# Consegna
Trascrivi dalla sentenza il passo che comincia con le parole "Sentenza scelta dal" e si chiude dopo "resistono con controricorso.".

# Testo citato
Sentenza scelta dal dott. Domenico Cirasole direttore del sito giuridico http://www.gadit.it/
Svolgimento del processo
G.F., titolare dell’omonima ditta di derivati del latte e del burro, ha impugnato l’avviso di accertamento per IRPEF ed IVA, relativo all’anno d’imposta 1996, lamentando l’applicazione acritica dei parametri presuntivi, di cui al D.P.C.M. del 1996. La CTR della Puglia, con sentenza n. 54/08/05, depositata il 28.6.2005, ha rigettato l’impugnazione, rilevando che il contribuente non aveva fornito elementi giustificativi dei pretesi minori ricavi.
Il contribuente ricorre per la cassazione di tale sentenza. Il Ministero dell’Economia e delle Finanze e l’Agenzia delle Entrate resistono con controricorso.
Motivi della decisione
In via preliminare, va rilevata l’inammissibilità del controricorso del Ministero dell’Economia e delle Finanze, che non ha partecipato al pregresso grado di giudizio, nè è stato evocato dal ricorrente, rimanendo a suo carico le spese del giudizio. Infatti, a seguito dell’istituzione dell’Agenzia delle Entrate, avvenuta con D.Lgs. 30 luglio 1999, n. 300 e divenuta operativa dal 1 gennaio 2001 ( D.M. 28 dicembre 2000, ex art. 1), si è verificata una successione a titolo particolare della stessa nei poteri e nei rapporti giuridici strumentali all’adempimento dell’obbligazione tributaria, per effetto della quale deve ritenersi che la legittimazione "ad causam" e "ad processum" nei procedimenti introdotti successivamente al 1 gennaio 2001 spetta all’Agenzia, e la proposizione dell’appello da parte o nei confronti della sola Agenzia, senza esplicita menzione dell’ufficio periferico che era parte originaria, si traduce nell’estromissione di quest’ultimo (cfr. S.U. n. 3116 e n. 3118 del 2006, n. 22641 del 2007).

# Righe fornite
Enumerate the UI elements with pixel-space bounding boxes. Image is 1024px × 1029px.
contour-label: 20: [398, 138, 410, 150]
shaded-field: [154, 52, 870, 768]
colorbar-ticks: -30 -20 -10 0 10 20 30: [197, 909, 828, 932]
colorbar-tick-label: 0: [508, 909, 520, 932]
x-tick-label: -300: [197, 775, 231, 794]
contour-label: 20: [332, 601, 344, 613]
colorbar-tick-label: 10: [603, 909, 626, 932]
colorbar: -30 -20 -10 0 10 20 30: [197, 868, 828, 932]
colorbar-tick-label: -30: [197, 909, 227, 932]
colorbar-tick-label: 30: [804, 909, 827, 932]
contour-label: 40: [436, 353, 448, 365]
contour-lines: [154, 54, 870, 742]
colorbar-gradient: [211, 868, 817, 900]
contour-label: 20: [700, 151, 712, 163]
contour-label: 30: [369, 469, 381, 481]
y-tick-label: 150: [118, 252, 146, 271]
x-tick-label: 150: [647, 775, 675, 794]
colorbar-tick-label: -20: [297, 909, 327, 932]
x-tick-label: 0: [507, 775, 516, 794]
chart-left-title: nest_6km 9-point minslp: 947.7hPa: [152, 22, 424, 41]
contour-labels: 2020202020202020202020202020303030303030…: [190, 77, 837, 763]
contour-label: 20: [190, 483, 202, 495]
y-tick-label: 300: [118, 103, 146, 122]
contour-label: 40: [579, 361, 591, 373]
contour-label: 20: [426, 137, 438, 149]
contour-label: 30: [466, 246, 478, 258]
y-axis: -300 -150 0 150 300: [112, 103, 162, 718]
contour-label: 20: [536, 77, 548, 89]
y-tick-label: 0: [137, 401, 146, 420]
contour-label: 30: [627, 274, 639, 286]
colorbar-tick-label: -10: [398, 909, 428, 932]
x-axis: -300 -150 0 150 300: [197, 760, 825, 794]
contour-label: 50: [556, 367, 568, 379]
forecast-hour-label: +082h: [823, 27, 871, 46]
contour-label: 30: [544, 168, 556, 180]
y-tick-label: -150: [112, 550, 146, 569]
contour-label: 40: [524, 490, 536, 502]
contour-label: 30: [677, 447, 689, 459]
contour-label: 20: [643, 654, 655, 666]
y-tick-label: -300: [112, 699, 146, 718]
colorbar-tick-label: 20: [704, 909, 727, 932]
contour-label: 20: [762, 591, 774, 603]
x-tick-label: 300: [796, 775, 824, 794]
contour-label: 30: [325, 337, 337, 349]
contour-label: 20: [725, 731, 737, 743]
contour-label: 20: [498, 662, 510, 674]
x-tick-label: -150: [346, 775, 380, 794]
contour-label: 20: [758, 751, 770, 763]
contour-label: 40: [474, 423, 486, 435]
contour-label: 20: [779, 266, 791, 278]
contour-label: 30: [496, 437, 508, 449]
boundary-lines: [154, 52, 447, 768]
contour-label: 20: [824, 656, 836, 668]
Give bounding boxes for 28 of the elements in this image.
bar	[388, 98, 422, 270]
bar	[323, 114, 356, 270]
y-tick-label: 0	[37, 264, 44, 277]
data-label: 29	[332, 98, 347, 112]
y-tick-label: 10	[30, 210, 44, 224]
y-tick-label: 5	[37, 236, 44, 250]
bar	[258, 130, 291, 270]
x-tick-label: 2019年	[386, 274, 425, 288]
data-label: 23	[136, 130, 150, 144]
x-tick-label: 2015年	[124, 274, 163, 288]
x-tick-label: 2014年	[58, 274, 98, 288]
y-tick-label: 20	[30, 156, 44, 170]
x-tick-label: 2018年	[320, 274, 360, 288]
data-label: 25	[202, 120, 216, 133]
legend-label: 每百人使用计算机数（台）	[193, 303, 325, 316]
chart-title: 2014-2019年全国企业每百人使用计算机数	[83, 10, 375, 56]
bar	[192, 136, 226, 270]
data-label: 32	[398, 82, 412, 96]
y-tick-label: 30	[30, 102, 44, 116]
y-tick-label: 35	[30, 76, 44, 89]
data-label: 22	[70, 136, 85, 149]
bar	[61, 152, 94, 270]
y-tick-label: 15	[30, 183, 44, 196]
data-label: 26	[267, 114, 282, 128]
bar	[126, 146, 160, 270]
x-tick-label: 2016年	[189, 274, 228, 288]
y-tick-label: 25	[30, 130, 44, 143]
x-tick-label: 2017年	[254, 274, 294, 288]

# Soluzione
Sentenza scelta dal dott. Domenico Cirasole direttore del sito giuridico http://www.gadit.it/
Svolgimento del processo
G.F., titolare dell’omonima ditta di derivati del latte e del burro, ha impugnato l’avviso di accertamento per IRPEF ed IVA, relativo all’anno d’imposta 1996, lamentando l’applicazione acritica dei parametri presuntivi, di cui al D.P.C.M. del 1996. La CTR della Puglia, con sentenza n. 54/08/05, depositata il 28.6.2005, ha rigettato l’impugnazione, rilevando che il contribuente non aveva fornito elementi giustificativi dei pretesi minori ricavi.
Il contribuente ricorre per la cassazione di tale sentenza. Il Ministero dell’Economia e delle Finanze e l’Agenzia delle Entrate resistono con controricorso.